* **Records supplied**
▬▬▬

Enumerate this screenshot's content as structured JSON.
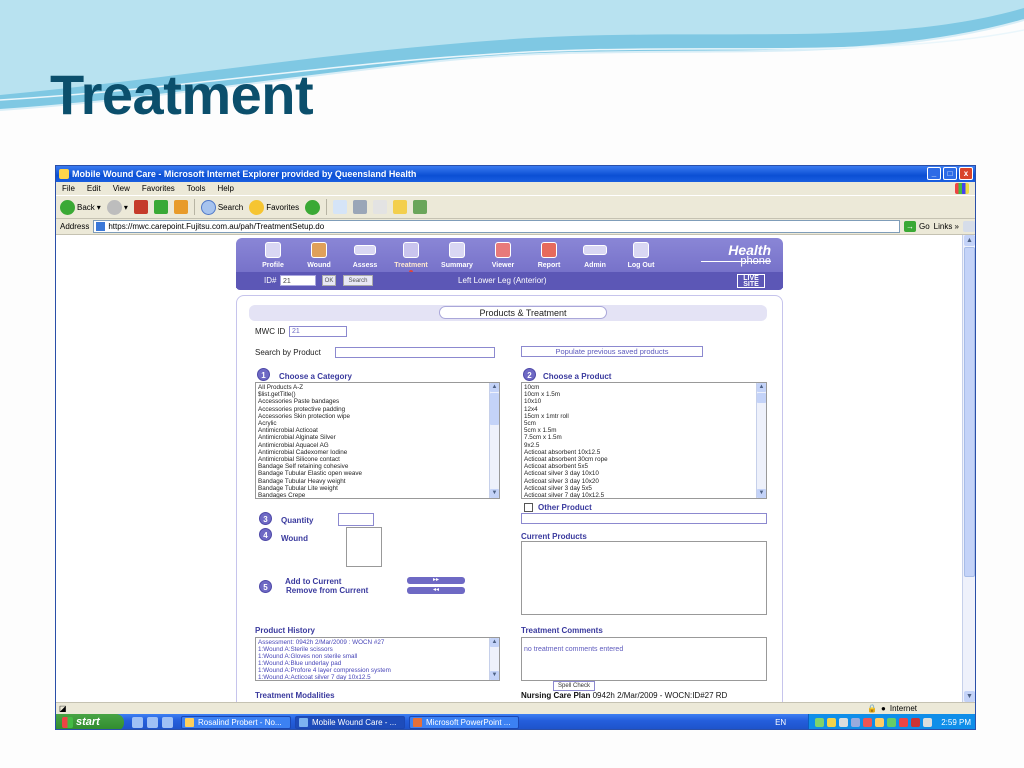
{
  "slide": {
    "title": "Treatment"
  },
  "window": {
    "title": "Mobile Wound Care - Microsoft Internet Explorer provided by Queensland Health",
    "menu": [
      "File",
      "Edit",
      "View",
      "Favorites",
      "Tools",
      "Help"
    ],
    "toolbar": {
      "back": "Back",
      "search": "Search",
      "favorites": "Favorites"
    },
    "address": {
      "label": "Address",
      "url": "https://mwc.carepoint.Fujitsu.com.au/pah/TreatmentSetup.do",
      "go": "Go",
      "links": "Links"
    },
    "status": {
      "zone": "Internet"
    }
  },
  "taskbar": {
    "start": "start",
    "tasks": [
      "Rosalind Probert - No...",
      "Mobile Wound Care - ...",
      "Microsoft PowerPoint ..."
    ],
    "lang": "EN",
    "clock": "2:59 PM"
  },
  "app": {
    "nav": [
      "Profile",
      "Wound",
      "Assess",
      "Treatment",
      "Summary",
      "Viewer",
      "Report",
      "Admin",
      "Log Out"
    ],
    "logo_main": "Health",
    "logo_sub": "phone",
    "id_label": "ID#",
    "id_value": "21",
    "ok": "OK",
    "search_btn": "Search",
    "location": "Left Lower Leg (Anterior)",
    "live": "LIVE",
    "site": "SITE",
    "panel_title": "Products & Treatment",
    "mwc_label": "MWC ID",
    "mwc_value": "21",
    "search_by_product": "Search by Product",
    "populate_btn": "Populate previous saved products",
    "step1": "Choose a Category",
    "step2": "Choose a Product",
    "step3": "Quantity",
    "step4": "Wound",
    "step5_add": "Add to Current",
    "step5_remove": "Remove from Current",
    "add_arrows": "▸▸",
    "remove_arrows": "◂◂",
    "other_product": "Other Product",
    "current_products": "Current Products",
    "product_history": "Product History",
    "treatment_comments": "Treatment Comments",
    "comments_placeholder": "no treatment comments entered",
    "spell_check": "Spell Check",
    "treatment_modalities": "Treatment Modalities",
    "care_plan_label": "Nursing Care Plan",
    "care_plan_value": "0942h 2/Mar/2009 - WOCN:ID#27 RD",
    "categories": [
      "All Products A-Z",
      "$list.getTitle()",
      "Accessories Paste bandages",
      "Accessories protective padding",
      "Accessories Skin protection wipe",
      "Acrylic",
      "Antimicrobial Acticoat",
      "Antimicrobial Alginate Silver",
      "Antimicrobial Aquacel AG",
      "Antimicrobial Cadexomer Iodine",
      "Antimicrobial Silicone contact",
      "Bandage Self retaining cohesive",
      "Bandage Tubular Elastic open weave",
      "Bandage Tubular Heavy weight",
      "Bandage Tubular Lite weight",
      "Bandages Crepe"
    ],
    "products": [
      "10cm",
      "10cm x 1.5m",
      "10x10",
      "12x4",
      "15cm x 1mtr roll",
      "5cm",
      "5cm x 1.5m",
      "7.5cm x 1.5m",
      "9x2.5",
      "Acticoat absorbent 10x12.5",
      "Acticoat absorbent 30cm rope",
      "Acticoat absorbent 5x5",
      "Acticoat silver 3 day 10x10",
      "Acticoat silver 3 day 10x20",
      "Acticoat silver 3 day 5x5",
      "Acticoat silver 7 day 10x12.5"
    ],
    "history": [
      "Assessment: 0942h 2/Mar/2009 : WOCN #27",
      "1:Wound A:Sterile scissors",
      "1:Wound A:Gloves non sterile small",
      "1:Wound A:Blue underlay pad",
      "1:Wound A:Profore 4 layer compression system",
      "1:Wound A:Acticoat silver 7 day 10x12.5"
    ]
  }
}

▬▬▬

* **Objective**
Among the entries above, how many lines hold the word "Health"? Reply with only that number.

* **Result of the exercise**
2